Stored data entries
---

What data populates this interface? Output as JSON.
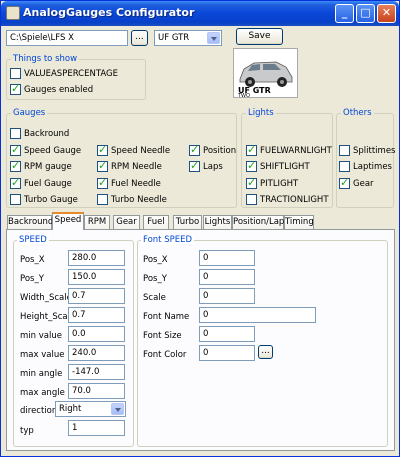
{
  "window": {
    "title": "AnalogGauges Configurator",
    "buttons": {
      "minimize": "_",
      "maximize": "□",
      "close": "✕"
    }
  },
  "toolbar": {
    "path_value": "C:\\Spiele\\LFS X",
    "browse_label": "...",
    "car_select": "UF GTR",
    "save_label": "Save"
  },
  "car_image": {
    "caption": "UF GTR",
    "subcaption": "TWO"
  },
  "things_to_show": {
    "title": "Things to show",
    "items": [
      {
        "label": "VALUEASPERCENTAGE",
        "checked": false
      },
      {
        "label": "Gauges enabled",
        "checked": true
      }
    ]
  },
  "gauges": {
    "title": "Gauges",
    "items": [
      {
        "label": "Backround",
        "checked": false
      },
      {
        "label": "Speed Gauge",
        "checked": true
      },
      {
        "label": "RPM gauge",
        "checked": true
      },
      {
        "label": "Fuel Gauge",
        "checked": true
      },
      {
        "label": "Turbo Gauge",
        "checked": false
      },
      {
        "label": "Speed Needle",
        "checked": true
      },
      {
        "label": "RPM Needle",
        "checked": true
      },
      {
        "label": "Fuel Needle",
        "checked": true
      },
      {
        "label": "Turbo Needle",
        "checked": false
      },
      {
        "label": "Position",
        "checked": true
      },
      {
        "label": "Laps",
        "checked": true
      }
    ]
  },
  "lights": {
    "title": "Lights",
    "items": [
      {
        "label": "FUELWARNLIGHT",
        "checked": true
      },
      {
        "label": "SHIFTLIGHT",
        "checked": true
      },
      {
        "label": "PITLIGHT",
        "checked": true
      },
      {
        "label": "TRACTIONLIGHT",
        "checked": false
      }
    ]
  },
  "others": {
    "title": "Others",
    "items": [
      {
        "label": "Splittimes",
        "checked": false
      },
      {
        "label": "Laptimes",
        "checked": false
      },
      {
        "label": "Gear",
        "checked": true
      }
    ]
  },
  "tabs": [
    "Backround",
    "Speed",
    "RPM",
    "Gear",
    "Fuel",
    "Turbo",
    "Lights",
    "Position/Lap",
    "Timing"
  ],
  "active_tab": "Speed",
  "speed_group": {
    "title": "SPEED",
    "fields": [
      {
        "label": "Pos_X",
        "value": "280.0"
      },
      {
        "label": "Pos_Y",
        "value": "150.0"
      },
      {
        "label": "Width_Scale",
        "value": "0.7"
      },
      {
        "label": "Height_Scale",
        "value": "0.7"
      },
      {
        "label": "min value",
        "value": "0.0"
      },
      {
        "label": "max value",
        "value": "240.0"
      },
      {
        "label": "min angle",
        "value": "-147.0"
      },
      {
        "label": "max angle",
        "value": "70.0"
      }
    ],
    "direction_label": "direction",
    "direction_value": "Right",
    "typ_label": "typ",
    "typ_value": "1"
  },
  "font_group": {
    "title": "Font SPEED",
    "fields": [
      {
        "label": "Pos_X",
        "value": "0"
      },
      {
        "label": "Pos_Y",
        "value": "0"
      },
      {
        "label": "Scale",
        "value": "0"
      },
      {
        "label": "Font Name",
        "value": "0"
      },
      {
        "label": "Font Size",
        "value": "0"
      },
      {
        "label": "Font Color",
        "value": "0"
      }
    ],
    "color_button_label": "..."
  }
}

---

* EXERCISE DESCRIPTION
Say how many lines above hold the word "Turbo", giving only the count.

* FULL RESPONSE
3